- Stated task -
Write out each line in which the string "JSON" is present.

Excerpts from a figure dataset
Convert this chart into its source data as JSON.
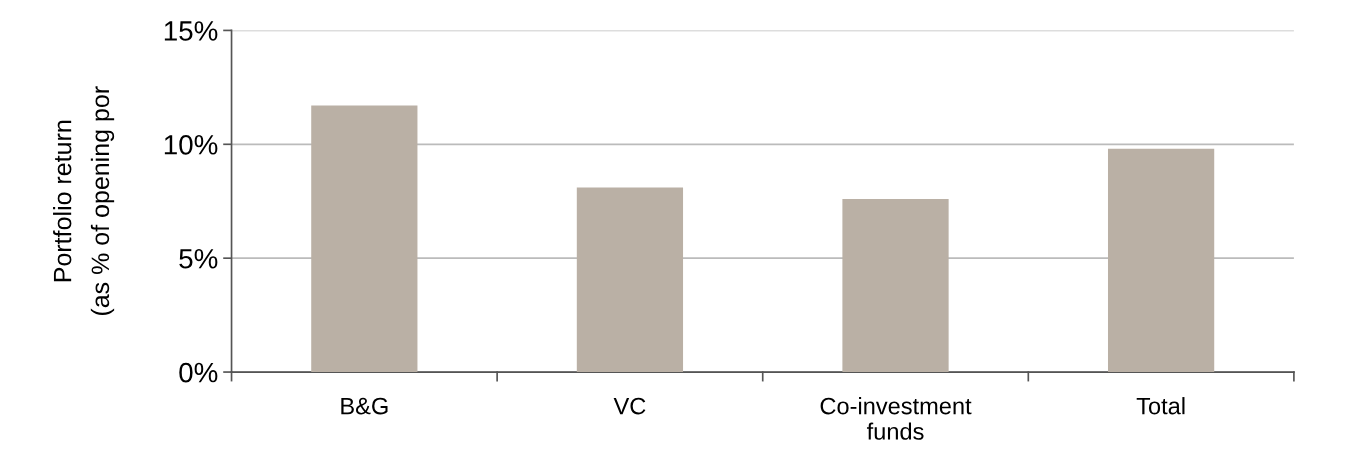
{
  "chart_data": {
    "type": "bar",
    "ylabel": "Portfolio return\n(as % of opening por",
    "categories": [
      "B&G",
      "VC",
      "Co-investment\nfunds",
      "Total"
    ],
    "values": [
      11.7,
      8.1,
      7.6,
      9.8
    ],
    "color": "#bab0a5",
    "ylim": [
      0,
      15
    ],
    "yticks": [
      {
        "value": 0,
        "label": "0%"
      },
      {
        "value": 5,
        "label": "5%"
      },
      {
        "value": 10,
        "label": "10%"
      },
      {
        "value": 15,
        "label": "15%"
      }
    ],
    "grid": "y"
  }
}
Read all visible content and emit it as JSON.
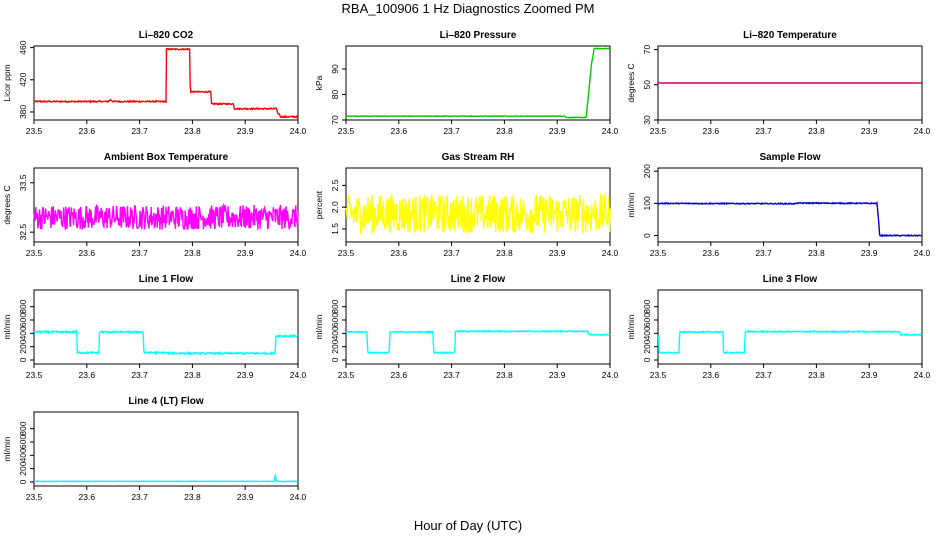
{
  "figure": {
    "title": "RBA_100906  1 Hz Diagnostics Zoomed PM",
    "xlabel": "Hour of Day (UTC)"
  },
  "chart_data": [
    {
      "type": "line",
      "title": "Li–820 CO2",
      "ylabel": "Licor ppm",
      "color": "#ff0000",
      "xlim": [
        23.5,
        24.0
      ],
      "ylim": [
        370,
        462
      ],
      "xticks": [
        "23.5",
        "23.6",
        "23.7",
        "23.8",
        "23.9",
        "24.0"
      ],
      "yticks": [
        {
          "v": 380,
          "label": "380"
        },
        {
          "v": 420,
          "label": "420"
        },
        {
          "v": 460,
          "label": "460"
        }
      ],
      "noise": 0.8,
      "series": [
        {
          "x": [
            23.5,
            23.64,
            23.645,
            23.65,
            23.75,
            23.751,
            23.795,
            23.796,
            23.835,
            23.836,
            23.878,
            23.879,
            23.96,
            23.961,
            23.965,
            23.966,
            24.0
          ],
          "y": [
            393,
            393,
            395,
            393,
            393,
            458,
            458,
            405,
            405,
            390,
            390,
            384,
            384,
            378,
            378,
            374,
            374
          ]
        }
      ]
    },
    {
      "type": "line",
      "title": "Li–820 Pressure",
      "ylabel": "kPa",
      "color": "#00cc00",
      "xlim": [
        23.5,
        24.0
      ],
      "ylim": [
        70,
        99
      ],
      "xticks": [
        "23.5",
        "23.6",
        "23.7",
        "23.8",
        "23.9",
        "24.0"
      ],
      "yticks": [
        {
          "v": 70,
          "label": "70"
        },
        {
          "v": 80,
          "label": "80"
        },
        {
          "v": 90,
          "label": "90"
        }
      ],
      "noise": 0.1,
      "series": [
        {
          "x": [
            23.5,
            23.915,
            23.916,
            23.955,
            23.965,
            23.97,
            24.0
          ],
          "y": [
            71.5,
            71.5,
            71,
            71,
            92,
            98,
            98
          ]
        }
      ]
    },
    {
      "type": "line",
      "title": "Li–820 Temperature",
      "ylabel": "degrees C",
      "color": "#cc0066",
      "xlim": [
        23.5,
        24.0
      ],
      "ylim": [
        30,
        72
      ],
      "xticks": [
        "23.5",
        "23.6",
        "23.7",
        "23.8",
        "23.9",
        "24.0"
      ],
      "yticks": [
        {
          "v": 30,
          "label": "30"
        },
        {
          "v": 50,
          "label": "50"
        },
        {
          "v": 70,
          "label": "70"
        }
      ],
      "noise": 0,
      "series": [
        {
          "x": [
            23.5,
            24.0
          ],
          "y": [
            51,
            51
          ]
        }
      ]
    },
    {
      "type": "line",
      "title": "Ambient Box Temperature",
      "ylabel": "degrees C",
      "color": "#ff00ff",
      "xlim": [
        23.5,
        24.0
      ],
      "ylim": [
        32.3,
        33.8
      ],
      "xticks": [
        "23.5",
        "23.6",
        "23.7",
        "23.8",
        "23.9",
        "24.0"
      ],
      "yticks": [
        {
          "v": 32.5,
          "label": "32.5"
        },
        {
          "v": 33.5,
          "label": "33.5"
        }
      ],
      "noise": 0.25,
      "series": [
        {
          "x": [
            23.5,
            24.0
          ],
          "y": [
            32.8,
            32.8
          ]
        }
      ]
    },
    {
      "type": "line",
      "title": "Gas Stream RH",
      "ylabel": "percent",
      "color": "#ffff00",
      "xlim": [
        23.5,
        24.0
      ],
      "ylim": [
        1.2,
        2.9
      ],
      "xticks": [
        "23.5",
        "23.6",
        "23.7",
        "23.8",
        "23.9",
        "24.0"
      ],
      "yticks": [
        {
          "v": 1.5,
          "label": "1.5"
        },
        {
          "v": 2.0,
          "label": "2.0"
        },
        {
          "v": 2.5,
          "label": "2.5"
        }
      ],
      "noise": 0.45,
      "series": [
        {
          "x": [
            23.5,
            24.0
          ],
          "y": [
            1.85,
            1.85
          ]
        }
      ]
    },
    {
      "type": "line",
      "title": "Sample Flow",
      "ylabel": "ml/min",
      "color": "#0000cc",
      "xlim": [
        23.5,
        24.0
      ],
      "ylim": [
        -20,
        210
      ],
      "xticks": [
        "23.5",
        "23.6",
        "23.7",
        "23.8",
        "23.9",
        "24.0"
      ],
      "yticks": [
        {
          "v": 0,
          "label": "0"
        },
        {
          "v": 100,
          "label": "100"
        },
        {
          "v": 200,
          "label": "200"
        }
      ],
      "noise": 1.5,
      "series": [
        {
          "x": [
            23.5,
            23.76,
            23.765,
            23.915,
            23.92,
            24.0
          ],
          "y": [
            100,
            99,
            101,
            100,
            0,
            0
          ]
        }
      ]
    },
    {
      "type": "line",
      "title": "Line 1 Flow",
      "ylabel": "ml/min",
      "color": "#00ffff",
      "xlim": [
        23.5,
        24.0
      ],
      "ylim": [
        -60,
        1050
      ],
      "xticks": [
        "23.5",
        "23.6",
        "23.7",
        "23.8",
        "23.9",
        "24.0"
      ],
      "yticks": [
        {
          "v": 0,
          "label": "0"
        },
        {
          "v": 200,
          "label": "200"
        },
        {
          "v": 400,
          "label": "400"
        },
        {
          "v": 600,
          "label": "600"
        },
        {
          "v": 800,
          "label": "800"
        }
      ],
      "noise": 12,
      "series": [
        {
          "x": [
            23.5,
            23.581,
            23.582,
            23.623,
            23.624,
            23.707,
            23.708,
            23.75,
            23.751,
            23.957,
            23.958,
            24.0
          ],
          "y": [
            420,
            420,
            110,
            110,
            420,
            420,
            110,
            110,
            100,
            100,
            360,
            360
          ]
        }
      ]
    },
    {
      "type": "line",
      "title": "Line 2 Flow",
      "ylabel": "ml/min",
      "color": "#00ffff",
      "xlim": [
        23.5,
        24.0
      ],
      "ylim": [
        -60,
        1050
      ],
      "xticks": [
        "23.5",
        "23.6",
        "23.7",
        "23.8",
        "23.9",
        "24.0"
      ],
      "yticks": [
        {
          "v": 0,
          "label": "0"
        },
        {
          "v": 200,
          "label": "200"
        },
        {
          "v": 400,
          "label": "400"
        },
        {
          "v": 600,
          "label": "600"
        },
        {
          "v": 800,
          "label": "800"
        }
      ],
      "noise": 8,
      "series": [
        {
          "x": [
            23.5,
            23.54,
            23.541,
            23.582,
            23.583,
            23.665,
            23.666,
            23.706,
            23.707,
            23.958,
            23.959,
            24.0
          ],
          "y": [
            420,
            420,
            110,
            110,
            420,
            420,
            110,
            110,
            430,
            430,
            380,
            380
          ]
        }
      ]
    },
    {
      "type": "line",
      "title": "Line 3 Flow",
      "ylabel": "ml/min",
      "color": "#00ffff",
      "xlim": [
        23.5,
        24.0
      ],
      "ylim": [
        -60,
        1050
      ],
      "xticks": [
        "23.5",
        "23.6",
        "23.7",
        "23.8",
        "23.9",
        "24.0"
      ],
      "yticks": [
        {
          "v": 0,
          "label": "0"
        },
        {
          "v": 200,
          "label": "200"
        },
        {
          "v": 400,
          "label": "400"
        },
        {
          "v": 600,
          "label": "600"
        },
        {
          "v": 800,
          "label": "800"
        }
      ],
      "noise": 8,
      "series": [
        {
          "x": [
            23.5,
            23.501,
            23.502,
            23.54,
            23.541,
            23.623,
            23.624,
            23.664,
            23.665,
            23.958,
            23.959,
            24.0
          ],
          "y": [
            380,
            380,
            110,
            110,
            420,
            420,
            110,
            110,
            425,
            425,
            380,
            380
          ]
        }
      ]
    },
    {
      "type": "line",
      "title": "Line 4 (LT) Flow",
      "ylabel": "ml/min",
      "color": "#00ffff",
      "xlim": [
        23.5,
        24.0
      ],
      "ylim": [
        -60,
        1050
      ],
      "xticks": [
        "23.5",
        "23.6",
        "23.7",
        "23.8",
        "23.9",
        "24.0"
      ],
      "yticks": [
        {
          "v": 0,
          "label": "0"
        },
        {
          "v": 200,
          "label": "200"
        },
        {
          "v": 400,
          "label": "400"
        },
        {
          "v": 600,
          "label": "600"
        },
        {
          "v": 800,
          "label": "800"
        }
      ],
      "noise": 3,
      "series": [
        {
          "x": [
            23.5,
            23.955,
            23.957,
            23.958,
            23.96,
            24.0
          ],
          "y": [
            10,
            10,
            120,
            40,
            10,
            10
          ]
        }
      ]
    }
  ]
}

- Solved exercise -
Convert this chart into its source data as JSON.
Read all visible content and emit it as JSON.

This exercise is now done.